## What is expected
Print all records exactly, leaving nothing out.

## Entries with figure data
——
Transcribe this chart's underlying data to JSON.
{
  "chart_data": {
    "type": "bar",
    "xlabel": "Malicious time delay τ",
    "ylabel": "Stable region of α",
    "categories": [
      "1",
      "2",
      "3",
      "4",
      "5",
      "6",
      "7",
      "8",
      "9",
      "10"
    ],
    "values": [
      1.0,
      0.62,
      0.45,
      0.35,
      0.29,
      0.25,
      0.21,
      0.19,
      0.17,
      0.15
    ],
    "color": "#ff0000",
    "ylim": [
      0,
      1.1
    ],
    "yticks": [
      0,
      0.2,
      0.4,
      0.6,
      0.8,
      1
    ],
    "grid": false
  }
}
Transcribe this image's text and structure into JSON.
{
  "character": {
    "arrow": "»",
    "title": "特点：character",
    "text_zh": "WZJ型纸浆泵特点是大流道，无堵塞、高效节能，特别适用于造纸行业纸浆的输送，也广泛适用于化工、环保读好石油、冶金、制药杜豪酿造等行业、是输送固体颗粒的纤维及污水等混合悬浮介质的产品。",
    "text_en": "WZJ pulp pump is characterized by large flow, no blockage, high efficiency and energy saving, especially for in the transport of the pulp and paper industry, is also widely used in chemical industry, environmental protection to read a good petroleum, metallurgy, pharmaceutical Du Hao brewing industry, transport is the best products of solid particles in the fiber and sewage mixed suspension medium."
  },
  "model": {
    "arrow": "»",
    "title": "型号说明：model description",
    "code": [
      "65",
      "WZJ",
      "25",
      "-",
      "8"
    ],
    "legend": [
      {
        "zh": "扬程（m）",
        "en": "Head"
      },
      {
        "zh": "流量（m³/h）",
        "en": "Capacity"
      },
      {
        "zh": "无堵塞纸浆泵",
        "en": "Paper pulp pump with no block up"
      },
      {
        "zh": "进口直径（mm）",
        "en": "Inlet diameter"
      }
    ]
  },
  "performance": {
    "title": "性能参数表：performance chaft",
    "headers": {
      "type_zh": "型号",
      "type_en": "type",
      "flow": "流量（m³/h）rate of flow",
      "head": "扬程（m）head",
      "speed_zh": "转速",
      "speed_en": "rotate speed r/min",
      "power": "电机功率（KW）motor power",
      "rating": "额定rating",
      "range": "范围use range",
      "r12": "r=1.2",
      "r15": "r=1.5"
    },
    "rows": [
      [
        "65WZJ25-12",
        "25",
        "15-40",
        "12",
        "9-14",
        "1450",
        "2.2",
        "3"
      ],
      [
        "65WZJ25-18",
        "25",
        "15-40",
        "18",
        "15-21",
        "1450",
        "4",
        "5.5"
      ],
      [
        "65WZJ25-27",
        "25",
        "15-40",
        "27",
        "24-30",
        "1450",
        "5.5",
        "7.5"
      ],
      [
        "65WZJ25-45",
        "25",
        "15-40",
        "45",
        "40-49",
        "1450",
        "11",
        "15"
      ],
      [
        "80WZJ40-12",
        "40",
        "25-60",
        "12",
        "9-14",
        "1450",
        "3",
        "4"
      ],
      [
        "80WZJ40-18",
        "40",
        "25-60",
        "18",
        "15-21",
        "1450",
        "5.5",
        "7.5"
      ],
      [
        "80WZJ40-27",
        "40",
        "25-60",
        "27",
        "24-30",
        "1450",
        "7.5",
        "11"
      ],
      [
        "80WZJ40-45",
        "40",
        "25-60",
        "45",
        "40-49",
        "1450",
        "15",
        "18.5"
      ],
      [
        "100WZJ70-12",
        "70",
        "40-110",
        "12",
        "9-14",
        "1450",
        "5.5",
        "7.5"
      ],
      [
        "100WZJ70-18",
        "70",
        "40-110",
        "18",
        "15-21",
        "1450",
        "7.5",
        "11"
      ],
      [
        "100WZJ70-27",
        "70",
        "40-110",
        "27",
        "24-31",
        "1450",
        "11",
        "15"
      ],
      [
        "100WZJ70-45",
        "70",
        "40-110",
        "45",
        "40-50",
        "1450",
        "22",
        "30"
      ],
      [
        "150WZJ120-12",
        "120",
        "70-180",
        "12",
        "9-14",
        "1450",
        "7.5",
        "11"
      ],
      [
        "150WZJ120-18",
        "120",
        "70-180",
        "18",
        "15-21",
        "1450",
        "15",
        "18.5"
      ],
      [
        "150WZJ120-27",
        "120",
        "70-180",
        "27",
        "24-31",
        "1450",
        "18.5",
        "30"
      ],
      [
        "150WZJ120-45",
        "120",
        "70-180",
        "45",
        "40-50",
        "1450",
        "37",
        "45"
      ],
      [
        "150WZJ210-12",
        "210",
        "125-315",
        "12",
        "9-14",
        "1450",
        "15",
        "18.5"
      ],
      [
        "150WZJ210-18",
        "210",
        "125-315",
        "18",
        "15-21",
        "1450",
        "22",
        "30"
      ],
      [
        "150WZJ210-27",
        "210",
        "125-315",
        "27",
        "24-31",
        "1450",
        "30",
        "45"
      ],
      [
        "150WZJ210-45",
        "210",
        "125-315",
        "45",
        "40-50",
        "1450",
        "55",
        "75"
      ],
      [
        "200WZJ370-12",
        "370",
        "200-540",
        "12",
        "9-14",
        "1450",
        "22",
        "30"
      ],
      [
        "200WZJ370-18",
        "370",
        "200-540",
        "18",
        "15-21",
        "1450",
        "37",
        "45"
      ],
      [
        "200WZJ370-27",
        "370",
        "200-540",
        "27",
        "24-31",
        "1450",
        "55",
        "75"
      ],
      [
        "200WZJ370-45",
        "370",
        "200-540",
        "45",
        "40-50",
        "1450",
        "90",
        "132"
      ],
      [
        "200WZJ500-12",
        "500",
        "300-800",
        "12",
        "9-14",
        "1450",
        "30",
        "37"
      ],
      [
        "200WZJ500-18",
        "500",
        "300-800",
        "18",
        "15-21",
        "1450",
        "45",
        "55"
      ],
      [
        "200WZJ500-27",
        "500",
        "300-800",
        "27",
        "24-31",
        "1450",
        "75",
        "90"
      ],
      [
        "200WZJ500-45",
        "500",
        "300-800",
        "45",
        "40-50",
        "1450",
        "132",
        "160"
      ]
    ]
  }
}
——
## Reply to the task
Transcribe this chart's underlying data to JSON.
{
  "chart_data": {
    "type": "bar",
    "xlabel": "Malicious time delay τ",
    "ylabel": "Stable region of α",
    "categories": [
      "1",
      "2",
      "3",
      "4",
      "5",
      "6",
      "7",
      "8",
      "9",
      "10"
    ],
    "values": [
      1.0,
      0.62,
      0.45,
      0.35,
      0.29,
      0.25,
      0.21,
      0.19,
      0.17,
      0.15
    ],
    "color": "#ff0000",
    "ylim": [
      0,
      1.1
    ],
    "yticks": [
      0,
      0.2,
      0.4,
      0.6,
      0.8,
      1
    ],
    "grid": false
  }
}
Transcribe this image's text and structure into JSON.
{
  "character": {
    "arrow": "»",
    "title": "特点：character",
    "text_zh": "WZJ型纸浆泵特点是大流道，无堵塞、高效节能，特别适用于造纸行业纸浆的输送，也广泛适用于化工、环保读好石油、冶金、制药杜豪酿造等行业、是输送固体颗粒的纤维及污水等混合悬浮介质的产品。",
    "text_en": "WZJ pulp pump is characterized by large flow, no blockage, high efficiency and energy saving, especially for in the transport of the pulp and paper industry, is also widely used in chemical industry, environmental protection to read a good petroleum, metallurgy, pharmaceutical Du Hao brewing industry, transport is the best products of solid particles in the fiber and sewage mixed suspension medium."
  },
  "model": {
    "arrow": "»",
    "title": "型号说明：model description",
    "code": [
      "65",
      "WZJ",
      "25",
      "-",
      "8"
    ],
    "legend": [
      {
        "zh": "扬程（m）",
        "en": "Head"
      },
      {
        "zh": "流量（m³/h）",
        "en": "Capacity"
      },
      {
        "zh": "无堵塞纸浆泵",
        "en": "Paper pulp pump with no block up"
      },
      {
        "zh": "进口直径（mm）",
        "en": "Inlet diameter"
      }
    ]
  },
  "performance": {
    "title": "性能参数表：performance chaft",
    "headers": {
      "type_zh": "型号",
      "type_en": "type",
      "flow": "流量（m³/h）rate of flow",
      "head": "扬程（m）head",
      "speed_zh": "转速",
      "speed_en": "rotate speed r/min",
      "power": "电机功率（KW）motor power",
      "rating": "额定rating",
      "range": "范围use range",
      "r12": "r=1.2",
      "r15": "r=1.5"
    },
    "rows": [
      [
        "65WZJ25-12",
        "25",
        "15-40",
        "12",
        "9-14",
        "1450",
        "2.2",
        "3"
      ],
      [
        "65WZJ25-18",
        "25",
        "15-40",
        "18",
        "15-21",
        "1450",
        "4",
        "5.5"
      ],
      [
        "65WZJ25-27",
        "25",
        "15-40",
        "27",
        "24-30",
        "1450",
        "5.5",
        "7.5"
      ],
      [
        "65WZJ25-45",
        "25",
        "15-40",
        "45",
        "40-49",
        "1450",
        "11",
        "15"
      ],
      [
        "80WZJ40-12",
        "40",
        "25-60",
        "12",
        "9-14",
        "1450",
        "3",
        "4"
      ],
      [
        "80WZJ40-18",
        "40",
        "25-60",
        "18",
        "15-21",
        "1450",
        "5.5",
        "7.5"
      ],
      [
        "80WZJ40-27",
        "40",
        "25-60",
        "27",
        "24-30",
        "1450",
        "7.5",
        "11"
      ],
      [
        "80WZJ40-45",
        "40",
        "25-60",
        "45",
        "40-49",
        "1450",
        "15",
        "18.5"
      ],
      [
        "100WZJ70-12",
        "70",
        "40-110",
        "12",
        "9-14",
        "1450",
        "5.5",
        "7.5"
      ],
      [
        "100WZJ70-18",
        "70",
        "40-110",
        "18",
        "15-21",
        "1450",
        "7.5",
        "11"
      ],
      [
        "100WZJ70-27",
        "70",
        "40-110",
        "27",
        "24-31",
        "1450",
        "11",
        "15"
      ],
      [
        "100WZJ70-45",
        "70",
        "40-110",
        "45",
        "40-50",
        "1450",
        "22",
        "30"
      ],
      [
        "150WZJ120-12",
        "120",
        "70-180",
        "12",
        "9-14",
        "1450",
        "7.5",
        "11"
      ],
      [
        "150WZJ120-18",
        "120",
        "70-180",
        "18",
        "15-21",
        "1450",
        "15",
        "18.5"
      ],
      [
        "150WZJ120-27",
        "120",
        "70-180",
        "27",
        "24-31",
        "1450",
        "18.5",
        "30"
      ],
      [
        "150WZJ120-45",
        "120",
        "70-180",
        "45",
        "40-50",
        "1450",
        "37",
        "45"
      ],
      [
        "150WZJ210-12",
        "210",
        "125-315",
        "12",
        "9-14",
        "1450",
        "15",
        "18.5"
      ],
      [
        "150WZJ210-18",
        "210",
        "125-315",
        "18",
        "15-21",
        "1450",
        "22",
        "30"
      ],
      [
        "150WZJ210-27",
        "210",
        "125-315",
        "27",
        "24-31",
        "1450",
        "30",
        "45"
      ],
      [
        "150WZJ210-45",
        "210",
        "125-315",
        "45",
        "40-50",
        "1450",
        "55",
        "75"
      ],
      [
        "200WZJ370-12",
        "370",
        "200-540",
        "12",
        "9-14",
        "1450",
        "22",
        "30"
      ],
      [
        "200WZJ370-18",
        "370",
        "200-540",
        "18",
        "15-21",
        "1450",
        "37",
        "45"
      ],
      [
        "200WZJ370-27",
        "370",
        "200-540",
        "27",
        "24-31",
        "1450",
        "55",
        "75"
      ],
      [
        "200WZJ370-45",
        "370",
        "200-540",
        "45",
        "40-50",
        "1450",
        "90",
        "132"
      ],
      [
        "200WZJ500-12",
        "500",
        "300-800",
        "12",
        "9-14",
        "1450",
        "30",
        "37"
      ],
      [
        "200WZJ500-18",
        "500",
        "300-800",
        "18",
        "15-21",
        "1450",
        "45",
        "55"
      ],
      [
        "200WZJ500-27",
        "500",
        "300-800",
        "27",
        "24-31",
        "1450",
        "75",
        "90"
      ],
      [
        "200WZJ500-45",
        "500",
        "300-800",
        "45",
        "40-50",
        "1450",
        "132",
        "160"
      ]
    ]
  }
}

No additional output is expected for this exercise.